### Written request
Without including any images, repeat the data exactly.

### Dataset rows about figures

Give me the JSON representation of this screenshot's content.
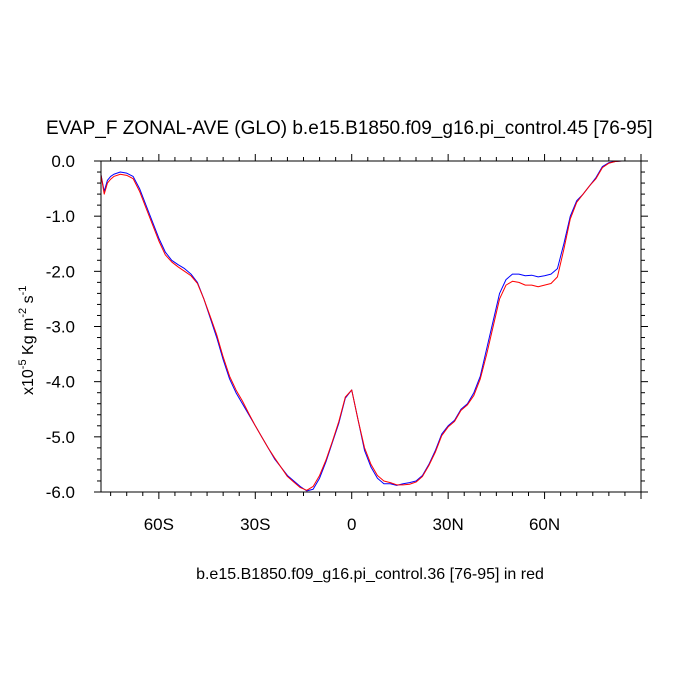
{
  "chart_data": {
    "type": "line",
    "title": "EVAP_F ZONAL-AVE (GLO) b.e15.B1850.f09_g16.pi_control.45 [76-95]",
    "ylabel": {
      "prefix": "x10",
      "exp1": "-5",
      "mid1": " Kg m",
      "exp2": "-2",
      "mid2": " s",
      "exp3": "-1"
    },
    "xlabel": "b.e15.B1850.f09_g16.pi_control.36 [76-95] in red",
    "xlim": [
      -78,
      90
    ],
    "ylim": [
      -6.0,
      0.0
    ],
    "x_ticks": [
      {
        "value": -60,
        "label": "60S"
      },
      {
        "value": -30,
        "label": "30S"
      },
      {
        "value": 0,
        "label": "0"
      },
      {
        "value": 30,
        "label": "30N"
      },
      {
        "value": 60,
        "label": "60N"
      }
    ],
    "y_ticks": [
      {
        "value": 0.0,
        "label": "0.0"
      },
      {
        "value": -1.0,
        "label": "-1.0"
      },
      {
        "value": -2.0,
        "label": "-2.0"
      },
      {
        "value": -3.0,
        "label": "-3.0"
      },
      {
        "value": -4.0,
        "label": "-4.0"
      },
      {
        "value": -5.0,
        "label": "-5.0"
      },
      {
        "value": -6.0,
        "label": "-6.0"
      }
    ],
    "series": [
      {
        "color": "#0000ff",
        "x": [
          -78,
          -77,
          -76,
          -75,
          -74,
          -72,
          -70,
          -68,
          -66,
          -64,
          -62,
          -60,
          -58,
          -56,
          -54,
          -52,
          -50,
          -48,
          -46,
          -44,
          -42,
          -40,
          -38,
          -36,
          -34,
          -32,
          -30,
          -28,
          -26,
          -24,
          -22,
          -20,
          -18,
          -16,
          -14,
          -12,
          -10,
          -8,
          -6,
          -4,
          -2,
          0,
          2,
          4,
          6,
          8,
          10,
          12,
          14,
          16,
          18,
          20,
          22,
          24,
          26,
          28,
          30,
          32,
          34,
          36,
          38,
          40,
          42,
          44,
          46,
          48,
          50,
          52,
          54,
          56,
          58,
          60,
          62,
          64,
          66,
          68,
          70,
          72,
          74,
          76,
          78,
          80,
          82,
          84,
          86,
          88,
          90
        ],
        "y": [
          -0.25,
          -0.55,
          -0.35,
          -0.28,
          -0.24,
          -0.2,
          -0.22,
          -0.28,
          -0.5,
          -0.8,
          -1.1,
          -1.4,
          -1.65,
          -1.8,
          -1.88,
          -1.95,
          -2.05,
          -2.2,
          -2.5,
          -2.85,
          -3.2,
          -3.6,
          -3.95,
          -4.2,
          -4.4,
          -4.6,
          -4.8,
          -5.0,
          -5.2,
          -5.4,
          -5.55,
          -5.7,
          -5.8,
          -5.9,
          -5.98,
          -5.95,
          -5.75,
          -5.45,
          -5.1,
          -4.75,
          -4.3,
          -4.15,
          -4.7,
          -5.25,
          -5.55,
          -5.75,
          -5.85,
          -5.85,
          -5.88,
          -5.85,
          -5.83,
          -5.8,
          -5.7,
          -5.5,
          -5.25,
          -4.95,
          -4.8,
          -4.7,
          -4.5,
          -4.4,
          -4.2,
          -3.9,
          -3.4,
          -2.9,
          -2.4,
          -2.15,
          -2.05,
          -2.05,
          -2.08,
          -2.07,
          -2.1,
          -2.08,
          -2.05,
          -1.95,
          -1.5,
          -1.0,
          -0.72,
          -0.6,
          -0.45,
          -0.3,
          -0.1,
          -0.03,
          -0.01,
          0.0,
          0.0,
          0.0,
          0.0
        ]
      },
      {
        "color": "#ff0000",
        "x": [
          -78,
          -77,
          -76,
          -75,
          -74,
          -72,
          -70,
          -68,
          -66,
          -64,
          -62,
          -60,
          -58,
          -56,
          -54,
          -52,
          -50,
          -48,
          -46,
          -44,
          -42,
          -40,
          -38,
          -36,
          -34,
          -32,
          -30,
          -28,
          -26,
          -24,
          -22,
          -20,
          -18,
          -16,
          -14,
          -12,
          -10,
          -8,
          -6,
          -4,
          -2,
          0,
          2,
          4,
          6,
          8,
          10,
          12,
          14,
          16,
          18,
          20,
          22,
          24,
          26,
          28,
          30,
          32,
          34,
          36,
          38,
          40,
          42,
          44,
          46,
          48,
          50,
          52,
          54,
          56,
          58,
          60,
          62,
          64,
          66,
          68,
          70,
          72,
          74,
          76,
          78,
          80,
          82,
          84,
          86,
          88,
          90
        ],
        "y": [
          -0.25,
          -0.6,
          -0.4,
          -0.33,
          -0.28,
          -0.24,
          -0.26,
          -0.32,
          -0.55,
          -0.85,
          -1.15,
          -1.45,
          -1.7,
          -1.83,
          -1.92,
          -2.0,
          -2.08,
          -2.22,
          -2.5,
          -2.82,
          -3.15,
          -3.55,
          -3.9,
          -4.15,
          -4.35,
          -4.58,
          -4.8,
          -5.0,
          -5.2,
          -5.38,
          -5.55,
          -5.72,
          -5.82,
          -5.92,
          -5.97,
          -5.9,
          -5.7,
          -5.42,
          -5.08,
          -4.72,
          -4.28,
          -4.15,
          -4.7,
          -5.2,
          -5.5,
          -5.7,
          -5.8,
          -5.83,
          -5.87,
          -5.87,
          -5.86,
          -5.82,
          -5.72,
          -5.52,
          -5.28,
          -4.98,
          -4.82,
          -4.72,
          -4.52,
          -4.42,
          -4.25,
          -3.95,
          -3.5,
          -3.0,
          -2.5,
          -2.25,
          -2.18,
          -2.2,
          -2.25,
          -2.25,
          -2.28,
          -2.25,
          -2.22,
          -2.1,
          -1.6,
          -1.05,
          -0.75,
          -0.6,
          -0.45,
          -0.32,
          -0.12,
          -0.04,
          -0.01,
          0.0,
          0.0,
          0.0,
          0.0
        ]
      }
    ]
  }
}
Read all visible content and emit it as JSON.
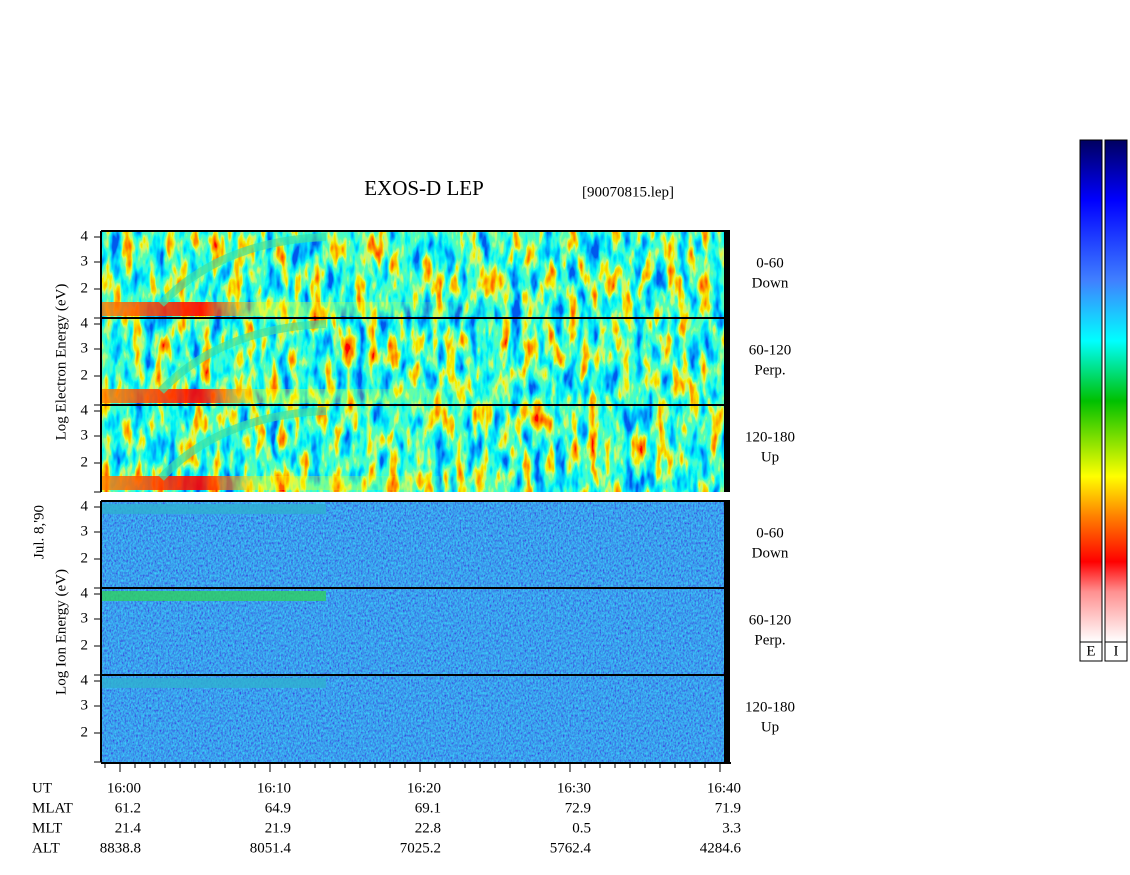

### Exercise output
Give me the JSON representation of this screenshot's content.
{
  "chart_data": {
    "type": "line",
    "title": "EVAP_F ZONAL-AVE (GLO) b.e15.B1850.f09_g16.pi_control.45 [76-95]",
    "ylabel": {
      "prefix": "x10",
      "exp1": "-5",
      "mid1": " Kg m",
      "exp2": "-2",
      "mid2": " s",
      "exp3": "-1"
    },
    "xlabel": "b.e15.B1850.f09_g16.pi_control.36 [76-95] in red",
    "xlim": [
      -78,
      90
    ],
    "ylim": [
      -6.0,
      0.0
    ],
    "x_ticks": [
      {
        "value": -60,
        "label": "60S"
      },
      {
        "value": -30,
        "label": "30S"
      },
      {
        "value": 0,
        "label": "0"
      },
      {
        "value": 30,
        "label": "30N"
      },
      {
        "value": 60,
        "label": "60N"
      }
    ],
    "y_ticks": [
      {
        "value": 0.0,
        "label": "0.0"
      },
      {
        "value": -1.0,
        "label": "-1.0"
      },
      {
        "value": -2.0,
        "label": "-2.0"
      },
      {
        "value": -3.0,
        "label": "-3.0"
      },
      {
        "value": -4.0,
        "label": "-4.0"
      },
      {
        "value": -5.0,
        "label": "-5.0"
      },
      {
        "value": -6.0,
        "label": "-6.0"
      }
    ],
    "series": [
      {
        "color": "#0000ff",
        "x": [
          -78,
          -77,
          -76,
          -75,
          -74,
          -72,
          -70,
          -68,
          -66,
          -64,
          -62,
          -60,
          -58,
          -56,
          -54,
          -52,
          -50,
          -48,
          -46,
          -44,
          -42,
          -40,
          -38,
          -36,
          -34,
          -32,
          -30,
          -28,
          -26,
          -24,
          -22,
          -20,
          -18,
          -16,
          -14,
          -12,
          -10,
          -8,
          -6,
          -4,
          -2,
          0,
          2,
          4,
          6,
          8,
          10,
          12,
          14,
          16,
          18,
          20,
          22,
          24,
          26,
          28,
          30,
          32,
          34,
          36,
          38,
          40,
          42,
          44,
          46,
          48,
          50,
          52,
          54,
          56,
          58,
          60,
          62,
          64,
          66,
          68,
          70,
          72,
          74,
          76,
          78,
          80,
          82,
          84,
          86,
          88,
          90
        ],
        "y": [
          -0.25,
          -0.55,
          -0.35,
          -0.28,
          -0.24,
          -0.2,
          -0.22,
          -0.28,
          -0.5,
          -0.8,
          -1.1,
          -1.4,
          -1.65,
          -1.8,
          -1.88,
          -1.95,
          -2.05,
          -2.2,
          -2.5,
          -2.85,
          -3.2,
          -3.6,
          -3.95,
          -4.2,
          -4.4,
          -4.6,
          -4.8,
          -5.0,
          -5.2,
          -5.4,
          -5.55,
          -5.7,
          -5.8,
          -5.9,
          -5.98,
          -5.95,
          -5.75,
          -5.45,
          -5.1,
          -4.75,
          -4.3,
          -4.15,
          -4.7,
          -5.25,
          -5.55,
          -5.75,
          -5.85,
          -5.85,
          -5.88,
          -5.85,
          -5.83,
          -5.8,
          -5.7,
          -5.5,
          -5.25,
          -4.95,
          -4.8,
          -4.7,
          -4.5,
          -4.4,
          -4.2,
          -3.9,
          -3.4,
          -2.9,
          -2.4,
          -2.15,
          -2.05,
          -2.05,
          -2.08,
          -2.07,
          -2.1,
          -2.08,
          -2.05,
          -1.95,
          -1.5,
          -1.0,
          -0.72,
          -0.6,
          -0.45,
          -0.3,
          -0.1,
          -0.03,
          -0.01,
          0.0,
          0.0,
          0.0,
          0.0
        ]
      },
      {
        "color": "#ff0000",
        "x": [
          -78,
          -77,
          -76,
          -75,
          -74,
          -72,
          -70,
          -68,
          -66,
          -64,
          -62,
          -60,
          -58,
          -56,
          -54,
          -52,
          -50,
          -48,
          -46,
          -44,
          -42,
          -40,
          -38,
          -36,
          -34,
          -32,
          -30,
          -28,
          -26,
          -24,
          -22,
          -20,
          -18,
          -16,
          -14,
          -12,
          -10,
          -8,
          -6,
          -4,
          -2,
          0,
          2,
          4,
          6,
          8,
          10,
          12,
          14,
          16,
          18,
          20,
          22,
          24,
          26,
          28,
          30,
          32,
          34,
          36,
          38,
          40,
          42,
          44,
          46,
          48,
          50,
          52,
          54,
          56,
          58,
          60,
          62,
          64,
          66,
          68,
          70,
          72,
          74,
          76,
          78,
          80,
          82,
          84,
          86,
          88,
          90
        ],
        "y": [
          -0.25,
          -0.6,
          -0.4,
          -0.33,
          -0.28,
          -0.24,
          -0.26,
          -0.32,
          -0.55,
          -0.85,
          -1.15,
          -1.45,
          -1.7,
          -1.83,
          -1.92,
          -2.0,
          -2.08,
          -2.22,
          -2.5,
          -2.82,
          -3.15,
          -3.55,
          -3.9,
          -4.15,
          -4.35,
          -4.58,
          -4.8,
          -5.0,
          -5.2,
          -5.38,
          -5.55,
          -5.72,
          -5.82,
          -5.92,
          -5.97,
          -5.9,
          -5.7,
          -5.42,
          -5.08,
          -4.72,
          -4.28,
          -4.15,
          -4.7,
          -5.2,
          -5.5,
          -5.7,
          -5.8,
          -5.83,
          -5.87,
          -5.87,
          -5.86,
          -5.82,
          -5.72,
          -5.52,
          -5.28,
          -4.98,
          -4.82,
          -4.72,
          -4.52,
          -4.42,
          -4.25,
          -3.95,
          -3.5,
          -3.0,
          -2.5,
          -2.25,
          -2.18,
          -2.2,
          -2.25,
          -2.25,
          -2.28,
          -2.25,
          -2.22,
          -2.1,
          -1.6,
          -1.05,
          -0.75,
          -0.6,
          -0.45,
          -0.32,
          -0.12,
          -0.04,
          -0.01,
          0.0,
          0.0,
          0.0,
          0.0
        ]
      }
    ]
  }
}
Read all visible content and emit it as JSON.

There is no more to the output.